Work item: Output the data as it stands. Each line must match exactly.
== Segment start ==
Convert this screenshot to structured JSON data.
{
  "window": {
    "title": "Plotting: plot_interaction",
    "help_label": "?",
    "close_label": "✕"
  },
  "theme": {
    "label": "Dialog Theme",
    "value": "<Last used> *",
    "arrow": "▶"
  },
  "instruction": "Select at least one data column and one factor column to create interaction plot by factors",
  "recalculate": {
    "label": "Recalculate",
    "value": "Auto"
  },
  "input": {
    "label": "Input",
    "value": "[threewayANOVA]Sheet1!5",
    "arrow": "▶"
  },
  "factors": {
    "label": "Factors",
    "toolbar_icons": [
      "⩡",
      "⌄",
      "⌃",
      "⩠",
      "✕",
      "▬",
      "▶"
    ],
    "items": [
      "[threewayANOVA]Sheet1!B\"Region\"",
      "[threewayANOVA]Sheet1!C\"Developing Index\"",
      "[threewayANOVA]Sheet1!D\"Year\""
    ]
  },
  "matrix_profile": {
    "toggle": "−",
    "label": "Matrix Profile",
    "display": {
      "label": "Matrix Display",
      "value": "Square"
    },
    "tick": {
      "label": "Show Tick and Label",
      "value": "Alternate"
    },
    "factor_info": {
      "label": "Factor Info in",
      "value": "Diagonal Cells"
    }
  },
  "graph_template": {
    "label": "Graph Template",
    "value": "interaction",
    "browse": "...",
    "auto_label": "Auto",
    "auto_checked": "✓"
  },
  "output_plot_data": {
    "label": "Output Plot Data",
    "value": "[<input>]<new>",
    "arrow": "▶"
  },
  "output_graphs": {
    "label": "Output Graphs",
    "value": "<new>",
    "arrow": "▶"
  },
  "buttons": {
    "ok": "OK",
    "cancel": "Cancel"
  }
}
== Segment end ==
Result of this task:
Convert this screenshot to structured JSON data.
{
  "window": {
    "title": "Plotting: plot_interaction",
    "help_label": "?",
    "close_label": "✕"
  },
  "theme": {
    "label": "Dialog Theme",
    "value": "<Last used> *",
    "arrow": "▶"
  },
  "instruction": "Select at least one data column and one factor column to create interaction plot by factors",
  "recalculate": {
    "label": "Recalculate",
    "value": "Auto"
  },
  "input": {
    "label": "Input",
    "value": "[threewayANOVA]Sheet1!5",
    "arrow": "▶"
  },
  "factors": {
    "label": "Factors",
    "toolbar_icons": [
      "⩡",
      "⌄",
      "⌃",
      "⩠",
      "✕",
      "▬",
      "▶"
    ],
    "items": [
      "[threewayANOVA]Sheet1!B\"Region\"",
      "[threewayANOVA]Sheet1!C\"Developing Index\"",
      "[threewayANOVA]Sheet1!D\"Year\""
    ]
  },
  "matrix_profile": {
    "toggle": "−",
    "label": "Matrix Profile",
    "display": {
      "label": "Matrix Display",
      "value": "Square"
    },
    "tick": {
      "label": "Show Tick and Label",
      "value": "Alternate"
    },
    "factor_info": {
      "label": "Factor Info in",
      "value": "Diagonal Cells"
    }
  },
  "graph_template": {
    "label": "Graph Template",
    "value": "interaction",
    "browse": "...",
    "auto_label": "Auto",
    "auto_checked": "✓"
  },
  "output_plot_data": {
    "label": "Output Plot Data",
    "value": "[<input>]<new>",
    "arrow": "▶"
  },
  "output_graphs": {
    "label": "Output Graphs",
    "value": "<new>",
    "arrow": "▶"
  },
  "buttons": {
    "ok": "OK",
    "cancel": "Cancel"
  }
}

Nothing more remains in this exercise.